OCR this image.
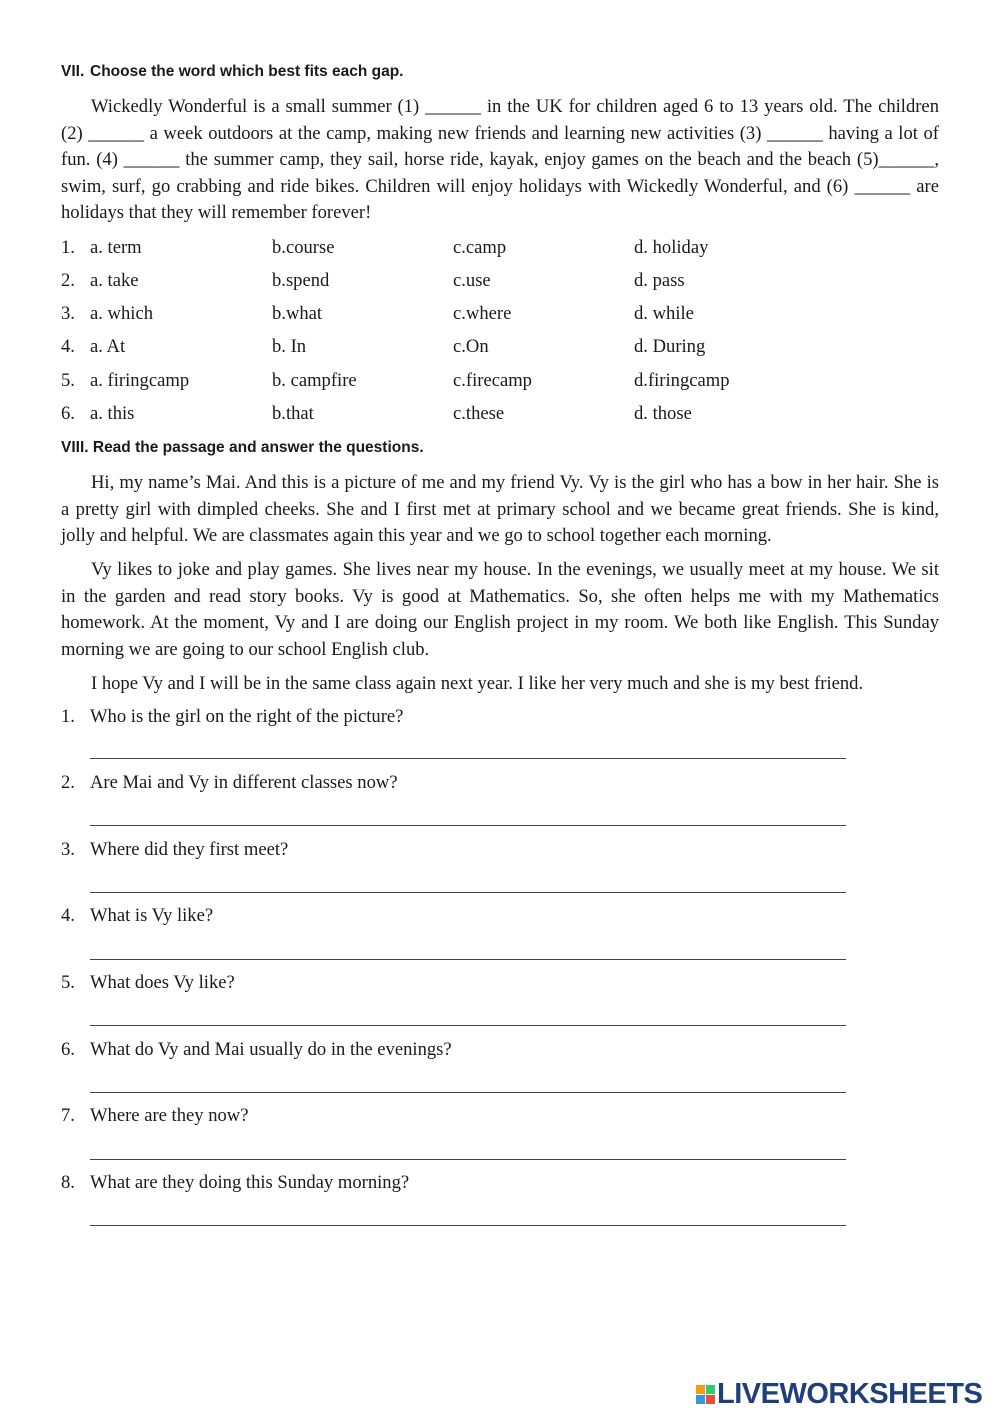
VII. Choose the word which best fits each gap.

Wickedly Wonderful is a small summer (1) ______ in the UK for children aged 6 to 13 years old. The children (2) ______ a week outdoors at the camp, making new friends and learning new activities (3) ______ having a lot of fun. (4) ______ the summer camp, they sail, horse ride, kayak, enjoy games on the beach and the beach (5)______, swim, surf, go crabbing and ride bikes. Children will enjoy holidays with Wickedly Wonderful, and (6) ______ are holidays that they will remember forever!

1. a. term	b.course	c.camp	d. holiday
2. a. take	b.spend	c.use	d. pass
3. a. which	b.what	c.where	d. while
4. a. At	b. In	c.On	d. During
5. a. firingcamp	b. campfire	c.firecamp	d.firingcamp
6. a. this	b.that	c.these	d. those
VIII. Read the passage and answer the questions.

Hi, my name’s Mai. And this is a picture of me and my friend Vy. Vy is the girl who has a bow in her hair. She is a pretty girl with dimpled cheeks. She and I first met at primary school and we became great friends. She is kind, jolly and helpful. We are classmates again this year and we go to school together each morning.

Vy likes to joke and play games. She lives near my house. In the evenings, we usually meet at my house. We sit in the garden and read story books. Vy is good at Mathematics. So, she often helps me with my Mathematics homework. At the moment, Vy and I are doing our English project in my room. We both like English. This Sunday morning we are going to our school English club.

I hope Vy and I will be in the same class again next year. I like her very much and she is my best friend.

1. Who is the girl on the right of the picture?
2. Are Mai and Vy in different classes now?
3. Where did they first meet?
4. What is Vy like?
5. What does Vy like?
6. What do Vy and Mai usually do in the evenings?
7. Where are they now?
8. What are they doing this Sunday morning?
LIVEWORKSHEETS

*****

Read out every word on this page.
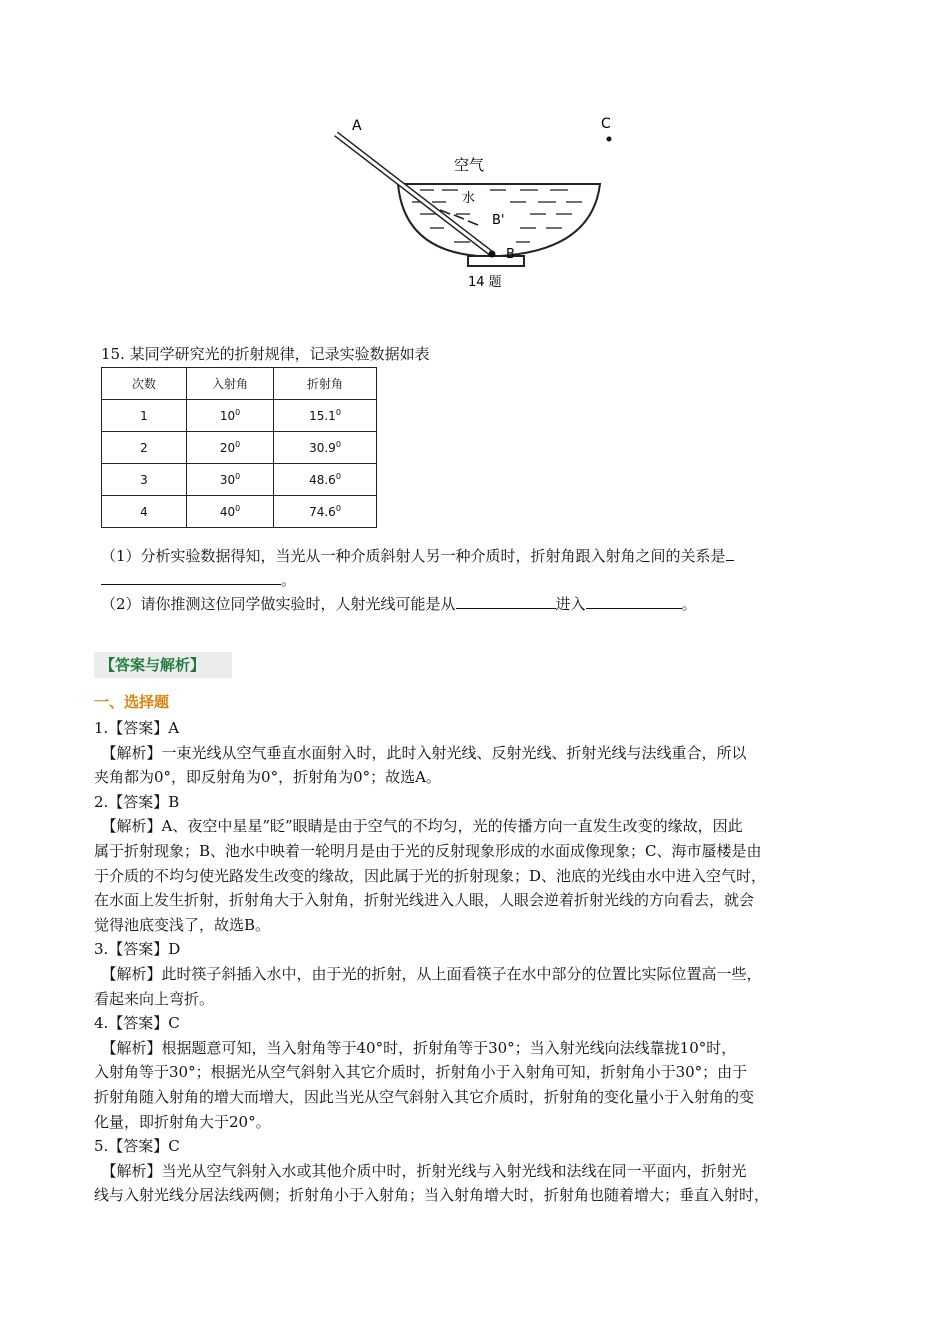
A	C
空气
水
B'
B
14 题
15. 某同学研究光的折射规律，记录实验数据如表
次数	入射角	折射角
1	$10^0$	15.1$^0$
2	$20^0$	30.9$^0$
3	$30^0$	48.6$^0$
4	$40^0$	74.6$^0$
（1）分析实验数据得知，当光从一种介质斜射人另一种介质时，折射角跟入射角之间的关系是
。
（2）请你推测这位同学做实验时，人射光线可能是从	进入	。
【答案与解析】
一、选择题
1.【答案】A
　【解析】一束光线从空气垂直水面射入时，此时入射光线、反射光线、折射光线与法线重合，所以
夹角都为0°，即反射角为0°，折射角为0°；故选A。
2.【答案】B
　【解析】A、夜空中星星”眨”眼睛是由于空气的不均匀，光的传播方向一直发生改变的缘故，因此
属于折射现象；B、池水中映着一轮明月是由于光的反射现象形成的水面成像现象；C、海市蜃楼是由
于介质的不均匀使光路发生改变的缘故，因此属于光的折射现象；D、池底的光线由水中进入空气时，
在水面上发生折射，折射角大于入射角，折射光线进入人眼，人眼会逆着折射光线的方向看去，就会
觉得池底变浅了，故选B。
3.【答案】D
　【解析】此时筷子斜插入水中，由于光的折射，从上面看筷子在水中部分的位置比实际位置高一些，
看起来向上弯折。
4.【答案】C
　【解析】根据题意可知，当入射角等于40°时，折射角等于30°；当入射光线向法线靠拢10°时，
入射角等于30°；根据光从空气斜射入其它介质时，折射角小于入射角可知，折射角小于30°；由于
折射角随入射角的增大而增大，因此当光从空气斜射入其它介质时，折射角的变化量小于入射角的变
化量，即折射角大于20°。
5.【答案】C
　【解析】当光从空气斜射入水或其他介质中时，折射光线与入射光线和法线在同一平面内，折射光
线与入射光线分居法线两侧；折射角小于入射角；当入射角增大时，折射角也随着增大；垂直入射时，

*****

## PROMPT
Give only the number of lines in the material above where the string "doing" appears.

## OUTPUT OF THE EXERCISE
2